Start of WORKING DATA

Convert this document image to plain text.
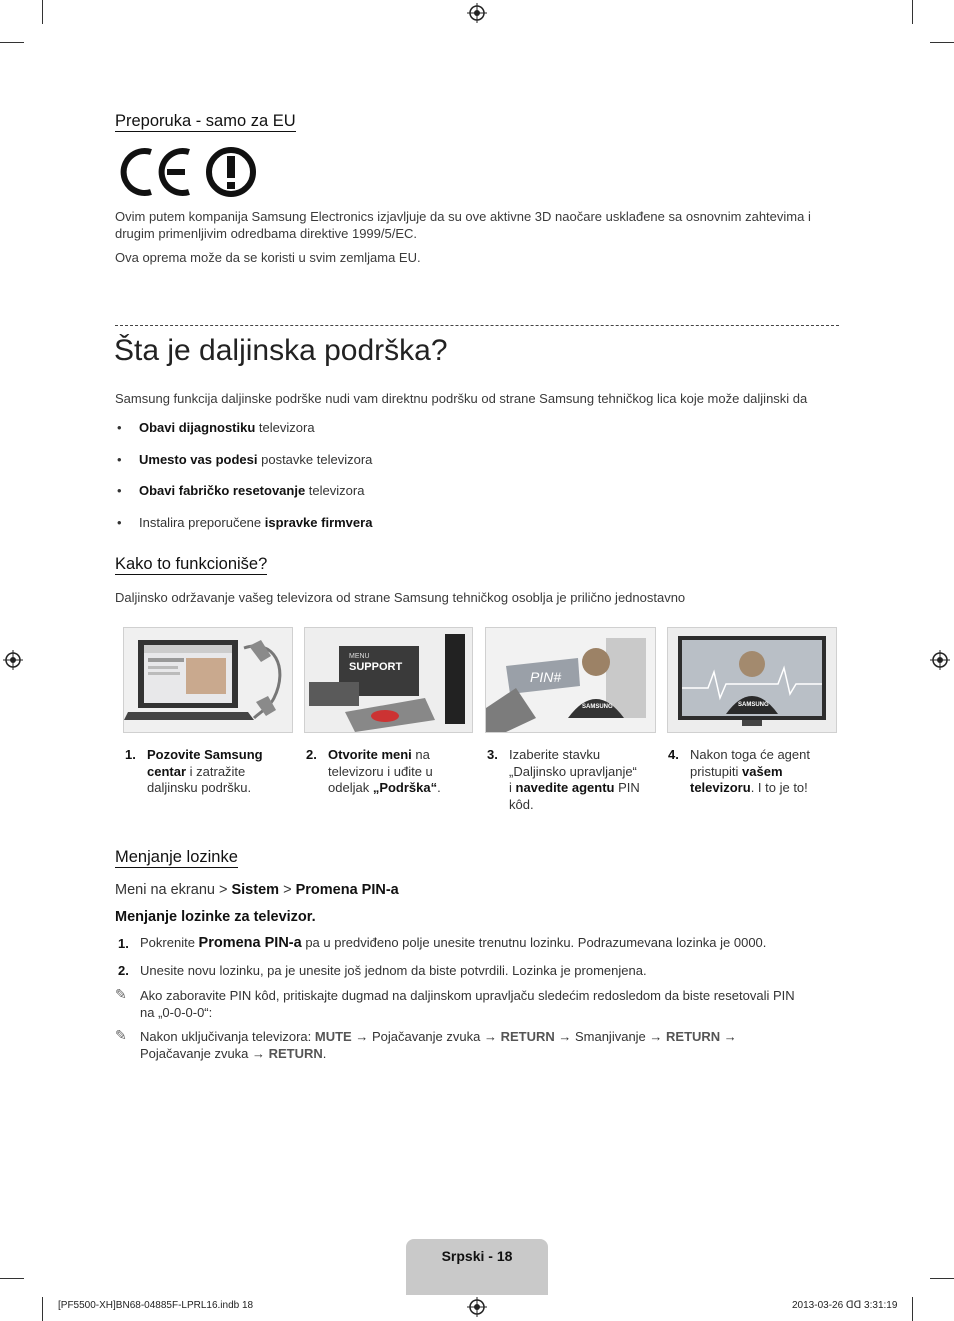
Preporuka - samo za EU
Ovim putem kompanija Samsung Electronics izjavljuje da su ove aktivne 3D naočare usklađene sa osnovnim zahtevima i drugim primenljivim odredbama direktive 1999/5/EC.
Ova oprema može da se koristi u svim zemljama EU.
Šta je daljinska podrška?
Samsung funkcija daljinske podrške nudi vam direktnu podršku od strane Samsung tehničkog lica koje može daljinski da
• Obavi dijagnostiku televizora
• Umesto vas podesi postavke televizora
• Obavi fabričko resetovanje televizora
• Instalira preporučene ispravke firmvera
Kako to funkcioniše?
Daljinsko održavanje vašeg televizora od strane Samsung tehničkog osoblja je prilično jednostavno
MENU
SUPPORT
PIN#
SAMSUNG	SAMSUNG
1. Pozovite Samsung
centar i zatražite
daljinsku podršku.
2. Otvorite meni na
televizoru i uđite u
odeljak „Podrška“.
3. Izaberite stavku
„Daljinsko upravljanje“
i navedite agentu PIN
kôd.
4. Nakon toga će agent
pristupiti vašem
televizoru. I to je to!
Menjanje lozinke
Meni na ekranu > Sistem > Promena PIN-a
Menjanje lozinke za televizor.
1. Pokrenite Promena PIN-a pa u predviđeno polje unesite trenutnu lozinku. Podrazumevana lozinka je 0000.
2. Unesite novu lozinku, pa je unesite još jednom da biste potvrdili. Lozinka je promenjena.
✎ Ako zaboravite PIN kôd, pritiskajte dugmad na daljinskom upravljaču sledećim redosledom da biste resetovali PIN
na „0-0-0-0“:
✎ Nakon uključivanja televizora: MUTE → Pojačavanje zvuka → RETURN → Smanjivanje → RETURN →
Pojačavanje zvuka → RETURN.
Srpski - 18
[PF5500-XH]BN68-04885F-LPRL16.indb 18	2013-03-26 ꓷꓷ 3:31:19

End of WORKING DATA

- WHAT YOU ARE ASKED TO DO -
Drop the pictures and reproduce the rest of the entries above exactly.

- SOLUTION BELOW -
Convert this document image to plain text.
Preporuka - samo za EU
Ovim putem kompanija Samsung Electronics izjavljuje da su ove aktivne 3D naočare usklađene sa osnovnim zahtevima i drugim primenljivim odredbama direktive 1999/5/EC.
Ova oprema može da se koristi u svim zemljama EU.
Šta je daljinska podrška?
Samsung funkcija daljinske podrške nudi vam direktnu podršku od strane Samsung tehničkog lica koje može daljinski da
• Obavi dijagnostiku televizora
• Umesto vas podesi postavke televizora
• Obavi fabričko resetovanje televizora
• Instalira preporučene ispravke firmvera
Kako to funkcioniše?
Daljinsko održavanje vašeg televizora od strane Samsung tehničkog osoblja je prilično jednostavno
MENU
SUPPORT
PIN#
SAMSUNG	SAMSUNG
1. Pozovite Samsung
centar i zatražite
daljinsku podršku.
2. Otvorite meni na
televizoru i uđite u
odeljak „Podrška“.
3. Izaberite stavku
„Daljinsko upravljanje“
i navedite agentu PIN
kôd.
4. Nakon toga će agent
pristupiti vašem
televizoru. I to je to!
Menjanje lozinke
Meni na ekranu > Sistem > Promena PIN-a
Menjanje lozinke za televizor.
1. Pokrenite Promena PIN-a pa u predviđeno polje unesite trenutnu lozinku. Podrazumevana lozinka je 0000.
2. Unesite novu lozinku, pa je unesite još jednom da biste potvrdili. Lozinka je promenjena.
✎ Ako zaboravite PIN kôd, pritiskajte dugmad na daljinskom upravljaču sledećim redosledom da biste resetovali PIN
na „0-0-0-0“:
✎ Nakon uključivanja televizora: MUTE → Pojačavanje zvuka → RETURN → Smanjivanje → RETURN →
Pojačavanje zvuka → RETURN.
Srpski - 18
[PF5500-XH]BN68-04885F-LPRL16.indb 18	2013-03-26 ꓷꓷ 3:31:19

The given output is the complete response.